====== DATA SUPPLIED ======

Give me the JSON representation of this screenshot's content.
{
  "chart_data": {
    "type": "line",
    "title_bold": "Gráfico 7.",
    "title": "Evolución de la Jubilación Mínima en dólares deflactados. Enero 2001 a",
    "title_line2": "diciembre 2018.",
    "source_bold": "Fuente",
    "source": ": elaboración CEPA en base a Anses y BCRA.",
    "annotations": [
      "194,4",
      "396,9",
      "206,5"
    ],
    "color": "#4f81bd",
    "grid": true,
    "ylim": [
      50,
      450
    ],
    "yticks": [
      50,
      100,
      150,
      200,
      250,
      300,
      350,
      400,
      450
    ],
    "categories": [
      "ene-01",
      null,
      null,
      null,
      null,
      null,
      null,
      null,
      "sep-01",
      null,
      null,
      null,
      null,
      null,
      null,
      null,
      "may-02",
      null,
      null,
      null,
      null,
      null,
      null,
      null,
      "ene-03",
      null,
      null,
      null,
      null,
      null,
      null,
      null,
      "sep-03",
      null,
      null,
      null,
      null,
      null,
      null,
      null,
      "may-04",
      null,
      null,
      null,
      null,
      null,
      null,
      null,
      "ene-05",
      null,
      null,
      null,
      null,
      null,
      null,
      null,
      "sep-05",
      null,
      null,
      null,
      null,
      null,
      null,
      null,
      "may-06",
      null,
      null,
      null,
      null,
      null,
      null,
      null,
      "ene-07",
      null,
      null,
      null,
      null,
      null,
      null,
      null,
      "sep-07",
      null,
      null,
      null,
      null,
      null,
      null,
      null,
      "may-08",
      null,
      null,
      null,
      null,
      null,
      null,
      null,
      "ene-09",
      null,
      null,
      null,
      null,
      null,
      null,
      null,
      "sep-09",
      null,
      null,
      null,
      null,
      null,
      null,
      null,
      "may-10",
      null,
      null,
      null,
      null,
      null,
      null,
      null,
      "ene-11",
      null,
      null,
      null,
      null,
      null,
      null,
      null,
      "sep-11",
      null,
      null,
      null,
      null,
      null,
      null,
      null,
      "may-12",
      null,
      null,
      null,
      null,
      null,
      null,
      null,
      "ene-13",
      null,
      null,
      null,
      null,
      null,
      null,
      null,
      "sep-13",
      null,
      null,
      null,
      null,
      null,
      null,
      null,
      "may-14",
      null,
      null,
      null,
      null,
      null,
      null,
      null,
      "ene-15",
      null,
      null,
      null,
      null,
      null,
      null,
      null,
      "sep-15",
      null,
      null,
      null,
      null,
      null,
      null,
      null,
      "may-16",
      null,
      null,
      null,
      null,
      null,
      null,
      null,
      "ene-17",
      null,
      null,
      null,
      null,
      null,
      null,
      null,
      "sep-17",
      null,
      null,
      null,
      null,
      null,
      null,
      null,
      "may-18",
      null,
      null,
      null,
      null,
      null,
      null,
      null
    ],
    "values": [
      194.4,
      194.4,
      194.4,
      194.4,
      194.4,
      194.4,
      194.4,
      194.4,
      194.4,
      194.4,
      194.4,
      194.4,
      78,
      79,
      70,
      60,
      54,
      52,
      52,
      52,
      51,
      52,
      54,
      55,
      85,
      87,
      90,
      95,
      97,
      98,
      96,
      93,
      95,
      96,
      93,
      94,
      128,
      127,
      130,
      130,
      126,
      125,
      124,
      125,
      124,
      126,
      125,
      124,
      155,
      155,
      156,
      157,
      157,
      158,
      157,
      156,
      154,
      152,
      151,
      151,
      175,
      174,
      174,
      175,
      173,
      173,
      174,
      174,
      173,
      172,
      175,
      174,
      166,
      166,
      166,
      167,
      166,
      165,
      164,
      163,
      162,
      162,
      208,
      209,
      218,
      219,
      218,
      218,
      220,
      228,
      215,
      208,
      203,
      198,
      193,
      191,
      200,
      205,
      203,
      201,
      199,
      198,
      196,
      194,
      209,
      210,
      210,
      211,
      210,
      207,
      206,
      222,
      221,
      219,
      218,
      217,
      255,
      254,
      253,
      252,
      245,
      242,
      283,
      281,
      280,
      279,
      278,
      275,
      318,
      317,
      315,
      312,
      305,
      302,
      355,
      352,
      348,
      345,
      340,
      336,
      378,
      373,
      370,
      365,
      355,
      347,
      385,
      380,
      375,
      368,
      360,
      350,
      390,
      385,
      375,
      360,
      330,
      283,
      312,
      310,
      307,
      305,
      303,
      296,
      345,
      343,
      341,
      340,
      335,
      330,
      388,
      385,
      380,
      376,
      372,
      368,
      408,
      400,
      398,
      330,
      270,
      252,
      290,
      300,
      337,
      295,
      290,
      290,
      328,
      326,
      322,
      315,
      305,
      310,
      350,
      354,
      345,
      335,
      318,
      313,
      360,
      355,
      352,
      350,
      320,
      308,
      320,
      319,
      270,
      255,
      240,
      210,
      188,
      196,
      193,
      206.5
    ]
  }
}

======

WORK REQUIRED =
Take the records above and return them exactly as written.

TASK ANSWER =
Give me the JSON representation of this screenshot's content.
{
  "chart_data": {
    "type": "line",
    "title_bold": "Gráfico 7.",
    "title": "Evolución de la Jubilación Mínima en dólares deflactados. Enero 2001 a",
    "title_line2": "diciembre 2018.",
    "source_bold": "Fuente",
    "source": ": elaboración CEPA en base a Anses y BCRA.",
    "annotations": [
      "194,4",
      "396,9",
      "206,5"
    ],
    "color": "#4f81bd",
    "grid": true,
    "ylim": [
      50,
      450
    ],
    "yticks": [
      50,
      100,
      150,
      200,
      250,
      300,
      350,
      400,
      450
    ],
    "categories": [
      "ene-01",
      null,
      null,
      null,
      null,
      null,
      null,
      null,
      "sep-01",
      null,
      null,
      null,
      null,
      null,
      null,
      null,
      "may-02",
      null,
      null,
      null,
      null,
      null,
      null,
      null,
      "ene-03",
      null,
      null,
      null,
      null,
      null,
      null,
      null,
      "sep-03",
      null,
      null,
      null,
      null,
      null,
      null,
      null,
      "may-04",
      null,
      null,
      null,
      null,
      null,
      null,
      null,
      "ene-05",
      null,
      null,
      null,
      null,
      null,
      null,
      null,
      "sep-05",
      null,
      null,
      null,
      null,
      null,
      null,
      null,
      "may-06",
      null,
      null,
      null,
      null,
      null,
      null,
      null,
      "ene-07",
      null,
      null,
      null,
      null,
      null,
      null,
      null,
      "sep-07",
      null,
      null,
      null,
      null,
      null,
      null,
      null,
      "may-08",
      null,
      null,
      null,
      null,
      null,
      null,
      null,
      "ene-09",
      null,
      null,
      null,
      null,
      null,
      null,
      null,
      "sep-09",
      null,
      null,
      null,
      null,
      null,
      null,
      null,
      "may-10",
      null,
      null,
      null,
      null,
      null,
      null,
      null,
      "ene-11",
      null,
      null,
      null,
      null,
      null,
      null,
      null,
      "sep-11",
      null,
      null,
      null,
      null,
      null,
      null,
      null,
      "may-12",
      null,
      null,
      null,
      null,
      null,
      null,
      null,
      "ene-13",
      null,
      null,
      null,
      null,
      null,
      null,
      null,
      "sep-13",
      null,
      null,
      null,
      null,
      null,
      null,
      null,
      "may-14",
      null,
      null,
      null,
      null,
      null,
      null,
      null,
      "ene-15",
      null,
      null,
      null,
      null,
      null,
      null,
      null,
      "sep-15",
      null,
      null,
      null,
      null,
      null,
      null,
      null,
      "may-16",
      null,
      null,
      null,
      null,
      null,
      null,
      null,
      "ene-17",
      null,
      null,
      null,
      null,
      null,
      null,
      null,
      "sep-17",
      null,
      null,
      null,
      null,
      null,
      null,
      null,
      "may-18",
      null,
      null,
      null,
      null,
      null,
      null,
      null
    ],
    "values": [
      194.4,
      194.4,
      194.4,
      194.4,
      194.4,
      194.4,
      194.4,
      194.4,
      194.4,
      194.4,
      194.4,
      194.4,
      78,
      79,
      70,
      60,
      54,
      52,
      52,
      52,
      51,
      52,
      54,
      55,
      85,
      87,
      90,
      95,
      97,
      98,
      96,
      93,
      95,
      96,
      93,
      94,
      128,
      127,
      130,
      130,
      126,
      125,
      124,
      125,
      124,
      126,
      125,
      124,
      155,
      155,
      156,
      157,
      157,
      158,
      157,
      156,
      154,
      152,
      151,
      151,
      175,
      174,
      174,
      175,
      173,
      173,
      174,
      174,
      173,
      172,
      175,
      174,
      166,
      166,
      166,
      167,
      166,
      165,
      164,
      163,
      162,
      162,
      208,
      209,
      218,
      219,
      218,
      218,
      220,
      228,
      215,
      208,
      203,
      198,
      193,
      191,
      200,
      205,
      203,
      201,
      199,
      198,
      196,
      194,
      209,
      210,
      210,
      211,
      210,
      207,
      206,
      222,
      221,
      219,
      218,
      217,
      255,
      254,
      253,
      252,
      245,
      242,
      283,
      281,
      280,
      279,
      278,
      275,
      318,
      317,
      315,
      312,
      305,
      302,
      355,
      352,
      348,
      345,
      340,
      336,
      378,
      373,
      370,
      365,
      355,
      347,
      385,
      380,
      375,
      368,
      360,
      350,
      390,
      385,
      375,
      360,
      330,
      283,
      312,
      310,
      307,
      305,
      303,
      296,
      345,
      343,
      341,
      340,
      335,
      330,
      388,
      385,
      380,
      376,
      372,
      368,
      408,
      400,
      398,
      330,
      270,
      252,
      290,
      300,
      337,
      295,
      290,
      290,
      328,
      326,
      322,
      315,
      305,
      310,
      350,
      354,
      345,
      335,
      318,
      313,
      360,
      355,
      352,
      350,
      320,
      308,
      320,
      319,
      270,
      255,
      240,
      210,
      188,
      196,
      193,
      206.5
    ]
  }
}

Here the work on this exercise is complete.